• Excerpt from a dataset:

______________________________

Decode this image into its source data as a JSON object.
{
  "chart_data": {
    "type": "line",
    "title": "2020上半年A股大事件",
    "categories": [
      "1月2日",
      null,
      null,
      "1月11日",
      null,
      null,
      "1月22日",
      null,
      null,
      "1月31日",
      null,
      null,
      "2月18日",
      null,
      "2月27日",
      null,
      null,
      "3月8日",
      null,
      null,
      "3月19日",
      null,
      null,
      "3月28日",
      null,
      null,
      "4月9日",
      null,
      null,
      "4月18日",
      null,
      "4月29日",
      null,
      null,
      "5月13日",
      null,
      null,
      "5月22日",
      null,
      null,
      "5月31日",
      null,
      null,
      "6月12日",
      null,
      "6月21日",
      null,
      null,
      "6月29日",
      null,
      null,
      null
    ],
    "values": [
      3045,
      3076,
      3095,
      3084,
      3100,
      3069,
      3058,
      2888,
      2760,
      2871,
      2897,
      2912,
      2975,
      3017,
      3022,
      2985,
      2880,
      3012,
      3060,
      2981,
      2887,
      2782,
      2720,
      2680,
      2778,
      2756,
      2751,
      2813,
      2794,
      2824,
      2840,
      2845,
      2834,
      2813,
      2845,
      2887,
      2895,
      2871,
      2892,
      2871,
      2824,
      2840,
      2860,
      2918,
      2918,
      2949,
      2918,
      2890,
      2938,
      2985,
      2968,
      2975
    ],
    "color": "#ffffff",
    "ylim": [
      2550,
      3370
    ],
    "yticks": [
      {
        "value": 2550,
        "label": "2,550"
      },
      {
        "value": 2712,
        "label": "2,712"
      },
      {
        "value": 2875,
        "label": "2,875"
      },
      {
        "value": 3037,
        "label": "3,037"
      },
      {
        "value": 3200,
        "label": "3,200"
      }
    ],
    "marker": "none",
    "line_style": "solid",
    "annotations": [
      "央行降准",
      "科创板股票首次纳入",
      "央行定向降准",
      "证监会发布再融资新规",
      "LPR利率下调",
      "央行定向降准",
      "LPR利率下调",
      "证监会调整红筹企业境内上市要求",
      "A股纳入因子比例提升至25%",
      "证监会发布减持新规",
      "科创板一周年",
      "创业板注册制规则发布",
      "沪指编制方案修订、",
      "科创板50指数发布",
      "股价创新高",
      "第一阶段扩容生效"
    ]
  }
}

______________________________

• What the task requires:
Type out the whole listing above again, exactly as it stands.

• Problem solution:
Decode this image into its source data as a JSON object.
{
  "chart_data": {
    "type": "line",
    "title": "2020上半年A股大事件",
    "categories": [
      "1月2日",
      null,
      null,
      "1月11日",
      null,
      null,
      "1月22日",
      null,
      null,
      "1月31日",
      null,
      null,
      "2月18日",
      null,
      "2月27日",
      null,
      null,
      "3月8日",
      null,
      null,
      "3月19日",
      null,
      null,
      "3月28日",
      null,
      null,
      "4月9日",
      null,
      null,
      "4月18日",
      null,
      "4月29日",
      null,
      null,
      "5月13日",
      null,
      null,
      "5月22日",
      null,
      null,
      "5月31日",
      null,
      null,
      "6月12日",
      null,
      "6月21日",
      null,
      null,
      "6月29日",
      null,
      null,
      null
    ],
    "values": [
      3045,
      3076,
      3095,
      3084,
      3100,
      3069,
      3058,
      2888,
      2760,
      2871,
      2897,
      2912,
      2975,
      3017,
      3022,
      2985,
      2880,
      3012,
      3060,
      2981,
      2887,
      2782,
      2720,
      2680,
      2778,
      2756,
      2751,
      2813,
      2794,
      2824,
      2840,
      2845,
      2834,
      2813,
      2845,
      2887,
      2895,
      2871,
      2892,
      2871,
      2824,
      2840,
      2860,
      2918,
      2918,
      2949,
      2918,
      2890,
      2938,
      2985,
      2968,
      2975
    ],
    "color": "#ffffff",
    "ylim": [
      2550,
      3370
    ],
    "yticks": [
      {
        "value": 2550,
        "label": "2,550"
      },
      {
        "value": 2712,
        "label": "2,712"
      },
      {
        "value": 2875,
        "label": "2,875"
      },
      {
        "value": 3037,
        "label": "3,037"
      },
      {
        "value": 3200,
        "label": "3,200"
      }
    ],
    "marker": "none",
    "line_style": "solid",
    "annotations": [
      "央行降准",
      "科创板股票首次纳入",
      "央行定向降准",
      "证监会发布再融资新规",
      "LPR利率下调",
      "央行定向降准",
      "LPR利率下调",
      "证监会调整红筹企业境内上市要求",
      "A股纳入因子比例提升至25%",
      "证监会发布减持新规",
      "科创板一周年",
      "创业板注册制规则发布",
      "沪指编制方案修订、",
      "科创板50指数发布",
      "股价创新高",
      "第一阶段扩容生效"
    ]
  }
}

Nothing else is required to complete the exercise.